DIRECTIONS:
Copy the rows below verbatim, from the first one through the line containing "table-row[interactable]: TAH-2026-000006 Eker", inclusive.

Region boundary data:
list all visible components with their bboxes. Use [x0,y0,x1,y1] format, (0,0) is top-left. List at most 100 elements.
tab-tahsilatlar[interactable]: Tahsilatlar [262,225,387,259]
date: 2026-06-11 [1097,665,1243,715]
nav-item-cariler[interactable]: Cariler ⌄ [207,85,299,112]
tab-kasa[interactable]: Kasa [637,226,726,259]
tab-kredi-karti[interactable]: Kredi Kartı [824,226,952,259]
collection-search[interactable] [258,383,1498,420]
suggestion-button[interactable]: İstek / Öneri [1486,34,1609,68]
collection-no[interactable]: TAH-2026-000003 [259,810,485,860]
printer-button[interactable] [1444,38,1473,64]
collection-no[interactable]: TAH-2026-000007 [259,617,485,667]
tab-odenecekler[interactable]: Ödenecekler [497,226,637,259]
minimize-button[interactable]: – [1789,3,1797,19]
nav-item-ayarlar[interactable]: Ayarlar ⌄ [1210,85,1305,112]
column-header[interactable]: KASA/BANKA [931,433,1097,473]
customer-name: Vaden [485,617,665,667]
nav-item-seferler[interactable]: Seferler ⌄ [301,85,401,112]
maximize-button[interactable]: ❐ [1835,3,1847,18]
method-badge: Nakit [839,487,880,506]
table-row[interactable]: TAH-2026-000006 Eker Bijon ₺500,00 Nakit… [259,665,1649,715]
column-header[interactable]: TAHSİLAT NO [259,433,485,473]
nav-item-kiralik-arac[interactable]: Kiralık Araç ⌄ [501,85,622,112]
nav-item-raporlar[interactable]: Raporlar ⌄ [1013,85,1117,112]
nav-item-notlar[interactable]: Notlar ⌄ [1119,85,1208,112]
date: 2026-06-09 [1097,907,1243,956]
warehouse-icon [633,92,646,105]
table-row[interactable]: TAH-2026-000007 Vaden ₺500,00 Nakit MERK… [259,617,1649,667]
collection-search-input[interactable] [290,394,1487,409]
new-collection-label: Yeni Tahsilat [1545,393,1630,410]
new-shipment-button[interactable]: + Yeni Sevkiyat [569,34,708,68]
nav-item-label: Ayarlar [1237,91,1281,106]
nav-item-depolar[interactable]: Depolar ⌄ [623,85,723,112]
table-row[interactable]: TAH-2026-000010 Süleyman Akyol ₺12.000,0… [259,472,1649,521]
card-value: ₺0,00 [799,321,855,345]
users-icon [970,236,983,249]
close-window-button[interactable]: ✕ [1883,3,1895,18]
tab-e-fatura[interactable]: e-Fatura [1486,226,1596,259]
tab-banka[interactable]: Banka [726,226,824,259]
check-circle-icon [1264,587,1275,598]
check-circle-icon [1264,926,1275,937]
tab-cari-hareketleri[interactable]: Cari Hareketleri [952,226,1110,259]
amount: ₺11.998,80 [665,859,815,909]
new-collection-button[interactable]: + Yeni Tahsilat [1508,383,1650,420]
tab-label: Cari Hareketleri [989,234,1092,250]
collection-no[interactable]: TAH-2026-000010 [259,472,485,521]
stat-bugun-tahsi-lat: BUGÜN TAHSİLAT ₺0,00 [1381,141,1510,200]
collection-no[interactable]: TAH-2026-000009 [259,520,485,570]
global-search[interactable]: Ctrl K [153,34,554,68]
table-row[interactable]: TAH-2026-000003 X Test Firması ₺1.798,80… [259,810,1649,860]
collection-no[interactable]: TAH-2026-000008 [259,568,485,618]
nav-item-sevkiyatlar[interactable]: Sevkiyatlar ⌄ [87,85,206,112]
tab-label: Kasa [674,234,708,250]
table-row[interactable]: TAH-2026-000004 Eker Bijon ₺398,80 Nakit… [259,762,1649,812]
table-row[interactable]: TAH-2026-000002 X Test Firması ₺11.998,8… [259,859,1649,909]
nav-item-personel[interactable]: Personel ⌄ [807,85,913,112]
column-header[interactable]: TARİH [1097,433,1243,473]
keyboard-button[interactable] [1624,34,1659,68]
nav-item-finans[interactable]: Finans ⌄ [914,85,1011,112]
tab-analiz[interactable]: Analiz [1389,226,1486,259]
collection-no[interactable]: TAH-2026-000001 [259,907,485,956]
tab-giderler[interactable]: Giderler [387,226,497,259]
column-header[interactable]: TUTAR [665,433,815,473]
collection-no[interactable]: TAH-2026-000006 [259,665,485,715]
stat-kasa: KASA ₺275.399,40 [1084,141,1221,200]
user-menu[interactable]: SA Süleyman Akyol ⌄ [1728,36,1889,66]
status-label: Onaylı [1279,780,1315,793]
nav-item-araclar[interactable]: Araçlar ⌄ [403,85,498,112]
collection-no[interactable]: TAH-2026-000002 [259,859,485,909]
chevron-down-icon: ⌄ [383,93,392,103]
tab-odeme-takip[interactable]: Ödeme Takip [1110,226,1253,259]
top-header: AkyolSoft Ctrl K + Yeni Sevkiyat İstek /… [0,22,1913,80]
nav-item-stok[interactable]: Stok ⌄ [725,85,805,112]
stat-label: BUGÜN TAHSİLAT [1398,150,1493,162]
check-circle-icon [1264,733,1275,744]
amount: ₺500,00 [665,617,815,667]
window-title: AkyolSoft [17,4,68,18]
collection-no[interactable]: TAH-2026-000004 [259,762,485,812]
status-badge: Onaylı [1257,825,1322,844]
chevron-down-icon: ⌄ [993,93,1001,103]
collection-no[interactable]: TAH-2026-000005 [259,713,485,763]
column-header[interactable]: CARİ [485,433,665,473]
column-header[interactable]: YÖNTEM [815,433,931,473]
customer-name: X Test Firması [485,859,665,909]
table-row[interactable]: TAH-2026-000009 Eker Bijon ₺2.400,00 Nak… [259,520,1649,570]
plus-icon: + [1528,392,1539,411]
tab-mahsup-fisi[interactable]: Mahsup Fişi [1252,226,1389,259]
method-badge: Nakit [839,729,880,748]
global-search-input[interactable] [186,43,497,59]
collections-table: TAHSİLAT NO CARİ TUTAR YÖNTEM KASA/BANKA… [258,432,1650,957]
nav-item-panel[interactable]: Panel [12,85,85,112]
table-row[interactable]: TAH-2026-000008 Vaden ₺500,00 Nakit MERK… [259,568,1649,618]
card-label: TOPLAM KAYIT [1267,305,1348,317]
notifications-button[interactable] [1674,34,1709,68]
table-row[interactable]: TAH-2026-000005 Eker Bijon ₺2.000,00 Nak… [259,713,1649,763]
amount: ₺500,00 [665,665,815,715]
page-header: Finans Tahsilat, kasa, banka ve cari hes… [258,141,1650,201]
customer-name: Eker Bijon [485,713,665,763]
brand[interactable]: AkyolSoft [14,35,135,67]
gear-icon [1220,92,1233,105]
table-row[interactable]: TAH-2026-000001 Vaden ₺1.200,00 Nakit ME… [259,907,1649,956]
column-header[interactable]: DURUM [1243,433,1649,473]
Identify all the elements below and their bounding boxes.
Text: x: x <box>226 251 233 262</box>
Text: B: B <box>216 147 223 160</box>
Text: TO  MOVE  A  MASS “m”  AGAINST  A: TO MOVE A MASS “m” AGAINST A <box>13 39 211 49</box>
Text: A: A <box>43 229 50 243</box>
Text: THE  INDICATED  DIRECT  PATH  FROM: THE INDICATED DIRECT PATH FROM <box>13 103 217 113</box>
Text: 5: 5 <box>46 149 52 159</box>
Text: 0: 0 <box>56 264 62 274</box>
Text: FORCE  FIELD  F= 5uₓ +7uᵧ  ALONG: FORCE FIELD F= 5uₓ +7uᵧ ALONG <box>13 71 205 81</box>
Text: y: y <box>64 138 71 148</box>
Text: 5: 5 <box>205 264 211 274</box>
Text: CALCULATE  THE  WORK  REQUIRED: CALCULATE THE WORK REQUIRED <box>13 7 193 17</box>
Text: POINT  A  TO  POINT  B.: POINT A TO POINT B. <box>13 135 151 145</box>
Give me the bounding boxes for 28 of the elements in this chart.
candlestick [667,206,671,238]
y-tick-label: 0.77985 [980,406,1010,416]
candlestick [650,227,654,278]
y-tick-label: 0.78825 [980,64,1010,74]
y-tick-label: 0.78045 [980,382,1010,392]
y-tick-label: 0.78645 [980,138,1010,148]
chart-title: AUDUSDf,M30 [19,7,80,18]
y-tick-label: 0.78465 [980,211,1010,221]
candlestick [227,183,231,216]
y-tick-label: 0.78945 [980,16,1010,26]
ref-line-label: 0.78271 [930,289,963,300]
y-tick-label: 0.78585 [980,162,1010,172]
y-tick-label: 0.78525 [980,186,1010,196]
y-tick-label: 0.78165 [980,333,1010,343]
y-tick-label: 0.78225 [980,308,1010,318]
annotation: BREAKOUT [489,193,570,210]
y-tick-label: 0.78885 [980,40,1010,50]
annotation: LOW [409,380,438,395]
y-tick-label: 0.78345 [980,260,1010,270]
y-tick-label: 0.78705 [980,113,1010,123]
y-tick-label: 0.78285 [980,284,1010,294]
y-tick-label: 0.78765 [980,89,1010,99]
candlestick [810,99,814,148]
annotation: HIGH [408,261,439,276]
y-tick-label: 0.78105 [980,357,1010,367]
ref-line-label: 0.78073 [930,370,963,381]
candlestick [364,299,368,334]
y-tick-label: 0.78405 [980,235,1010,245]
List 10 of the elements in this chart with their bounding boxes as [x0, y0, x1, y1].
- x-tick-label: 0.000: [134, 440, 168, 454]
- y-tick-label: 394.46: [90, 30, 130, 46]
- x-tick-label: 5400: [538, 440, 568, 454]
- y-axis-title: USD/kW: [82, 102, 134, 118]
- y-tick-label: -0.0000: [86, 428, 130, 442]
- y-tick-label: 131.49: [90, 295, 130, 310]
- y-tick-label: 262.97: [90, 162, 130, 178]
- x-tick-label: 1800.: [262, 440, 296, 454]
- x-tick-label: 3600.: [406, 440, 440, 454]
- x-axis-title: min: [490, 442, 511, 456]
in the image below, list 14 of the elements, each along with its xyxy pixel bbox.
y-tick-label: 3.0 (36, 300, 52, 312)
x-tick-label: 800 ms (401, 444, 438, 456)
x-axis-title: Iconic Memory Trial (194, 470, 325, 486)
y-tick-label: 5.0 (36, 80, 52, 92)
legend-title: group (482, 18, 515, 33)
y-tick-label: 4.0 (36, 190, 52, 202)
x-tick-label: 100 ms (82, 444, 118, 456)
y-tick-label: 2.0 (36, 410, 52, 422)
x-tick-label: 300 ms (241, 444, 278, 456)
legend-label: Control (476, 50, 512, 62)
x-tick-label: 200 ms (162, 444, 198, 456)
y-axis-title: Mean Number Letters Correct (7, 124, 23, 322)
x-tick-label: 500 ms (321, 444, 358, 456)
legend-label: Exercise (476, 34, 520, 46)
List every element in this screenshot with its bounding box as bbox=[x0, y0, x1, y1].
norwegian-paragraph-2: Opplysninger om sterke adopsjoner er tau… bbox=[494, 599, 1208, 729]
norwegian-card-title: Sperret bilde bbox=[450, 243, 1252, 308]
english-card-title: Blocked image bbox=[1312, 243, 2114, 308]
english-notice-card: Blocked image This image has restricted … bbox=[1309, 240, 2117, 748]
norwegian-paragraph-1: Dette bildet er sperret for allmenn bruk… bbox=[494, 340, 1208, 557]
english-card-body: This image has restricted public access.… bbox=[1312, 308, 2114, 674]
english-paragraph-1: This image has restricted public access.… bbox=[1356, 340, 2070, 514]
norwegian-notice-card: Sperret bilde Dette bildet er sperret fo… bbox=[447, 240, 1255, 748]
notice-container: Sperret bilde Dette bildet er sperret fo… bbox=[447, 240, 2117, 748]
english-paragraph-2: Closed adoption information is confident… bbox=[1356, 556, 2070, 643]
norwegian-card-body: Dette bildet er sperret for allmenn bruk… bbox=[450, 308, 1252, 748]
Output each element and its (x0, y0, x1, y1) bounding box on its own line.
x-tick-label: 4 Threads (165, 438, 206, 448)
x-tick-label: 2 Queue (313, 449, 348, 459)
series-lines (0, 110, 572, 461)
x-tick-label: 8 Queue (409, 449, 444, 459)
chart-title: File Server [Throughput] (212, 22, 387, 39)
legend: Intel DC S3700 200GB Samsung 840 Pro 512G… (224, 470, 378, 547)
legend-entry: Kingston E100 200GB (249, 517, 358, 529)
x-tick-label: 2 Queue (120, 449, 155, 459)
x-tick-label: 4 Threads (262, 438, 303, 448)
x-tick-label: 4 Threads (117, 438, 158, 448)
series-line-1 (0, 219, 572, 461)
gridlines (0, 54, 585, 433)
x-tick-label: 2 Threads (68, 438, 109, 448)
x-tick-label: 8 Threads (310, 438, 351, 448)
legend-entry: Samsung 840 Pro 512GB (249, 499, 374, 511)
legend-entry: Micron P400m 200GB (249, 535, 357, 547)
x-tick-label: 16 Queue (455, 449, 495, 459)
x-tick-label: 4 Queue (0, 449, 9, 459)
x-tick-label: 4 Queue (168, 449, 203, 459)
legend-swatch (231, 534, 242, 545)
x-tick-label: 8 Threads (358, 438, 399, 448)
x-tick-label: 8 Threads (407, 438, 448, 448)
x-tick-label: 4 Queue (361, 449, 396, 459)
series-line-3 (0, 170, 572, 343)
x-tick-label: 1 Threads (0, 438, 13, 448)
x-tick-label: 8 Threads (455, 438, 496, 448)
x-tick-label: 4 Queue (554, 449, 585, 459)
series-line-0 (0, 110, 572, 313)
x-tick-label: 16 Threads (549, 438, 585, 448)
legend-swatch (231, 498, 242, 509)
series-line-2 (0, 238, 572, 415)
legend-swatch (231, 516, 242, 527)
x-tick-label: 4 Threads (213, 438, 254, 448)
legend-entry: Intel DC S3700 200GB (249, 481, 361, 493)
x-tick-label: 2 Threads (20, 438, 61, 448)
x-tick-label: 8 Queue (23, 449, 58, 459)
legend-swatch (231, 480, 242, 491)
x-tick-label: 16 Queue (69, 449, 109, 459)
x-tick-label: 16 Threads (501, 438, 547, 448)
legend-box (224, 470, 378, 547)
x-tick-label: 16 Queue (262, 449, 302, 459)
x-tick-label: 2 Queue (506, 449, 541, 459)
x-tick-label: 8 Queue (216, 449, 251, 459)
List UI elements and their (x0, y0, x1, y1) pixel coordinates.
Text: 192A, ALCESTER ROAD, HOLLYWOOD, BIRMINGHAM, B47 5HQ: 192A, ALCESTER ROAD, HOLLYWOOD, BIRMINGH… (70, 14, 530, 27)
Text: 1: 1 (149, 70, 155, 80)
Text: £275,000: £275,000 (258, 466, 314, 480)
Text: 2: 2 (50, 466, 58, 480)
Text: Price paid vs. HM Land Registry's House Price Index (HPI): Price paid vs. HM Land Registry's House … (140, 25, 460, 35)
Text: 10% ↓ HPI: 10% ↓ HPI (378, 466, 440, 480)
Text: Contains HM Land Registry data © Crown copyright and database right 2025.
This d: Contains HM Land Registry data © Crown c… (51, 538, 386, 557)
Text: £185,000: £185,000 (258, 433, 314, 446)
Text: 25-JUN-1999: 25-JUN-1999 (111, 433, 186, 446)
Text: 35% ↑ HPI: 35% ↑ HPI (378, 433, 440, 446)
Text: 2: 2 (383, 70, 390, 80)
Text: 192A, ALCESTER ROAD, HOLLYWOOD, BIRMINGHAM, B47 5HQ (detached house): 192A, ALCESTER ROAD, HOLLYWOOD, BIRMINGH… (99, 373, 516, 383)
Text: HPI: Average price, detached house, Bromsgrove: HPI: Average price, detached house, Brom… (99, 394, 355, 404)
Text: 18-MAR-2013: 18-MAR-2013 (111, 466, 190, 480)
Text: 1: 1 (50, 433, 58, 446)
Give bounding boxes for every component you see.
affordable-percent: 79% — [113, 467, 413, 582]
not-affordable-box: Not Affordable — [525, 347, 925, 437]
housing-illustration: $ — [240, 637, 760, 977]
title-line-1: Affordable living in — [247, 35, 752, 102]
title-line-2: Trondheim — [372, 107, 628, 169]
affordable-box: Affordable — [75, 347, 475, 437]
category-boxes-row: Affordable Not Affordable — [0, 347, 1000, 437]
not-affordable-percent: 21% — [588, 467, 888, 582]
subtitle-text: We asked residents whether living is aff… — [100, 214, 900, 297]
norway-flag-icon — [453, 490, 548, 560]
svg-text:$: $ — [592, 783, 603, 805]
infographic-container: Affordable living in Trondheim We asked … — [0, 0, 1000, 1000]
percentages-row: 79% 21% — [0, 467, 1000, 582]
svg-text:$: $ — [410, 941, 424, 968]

RESPONSE TO THIS EXERCISE:
list all visible components with their bboxes. Use [x0,y0,x1,y1] format, (0,0) is top-left. List at most 100 elements.
tab-tahsilatlar[interactable]: Tahsilatlar [262,225,387,259]
date: 2026-06-11 [1097,665,1243,715]
nav-item-cariler[interactable]: Cariler ⌄ [207,85,299,112]
tab-kasa[interactable]: Kasa [637,226,726,259]
tab-kredi-karti[interactable]: Kredi Kartı [824,226,952,259]
collection-search[interactable] [258,383,1498,420]
suggestion-button[interactable]: İstek / Öneri [1486,34,1609,68]
collection-no[interactable]: TAH-2026-000003 [259,810,485,860]
printer-button[interactable] [1444,38,1473,64]
collection-no[interactable]: TAH-2026-000007 [259,617,485,667]
tab-odenecekler[interactable]: Ödenecekler [497,226,637,259]
minimize-button[interactable]: – [1789,3,1797,19]
nav-item-ayarlar[interactable]: Ayarlar ⌄ [1210,85,1305,112]
column-header[interactable]: KASA/BANKA [931,433,1097,473]
customer-name: Vaden [485,617,665,667]
nav-item-seferler[interactable]: Seferler ⌄ [301,85,401,112]
maximize-button[interactable]: ❐ [1835,3,1847,18]
method-badge: Nakit [839,487,880,506]
table-row[interactable]: TAH-2026-000006 Eker Bijon ₺500,00 Nakit… [259,665,1649,715]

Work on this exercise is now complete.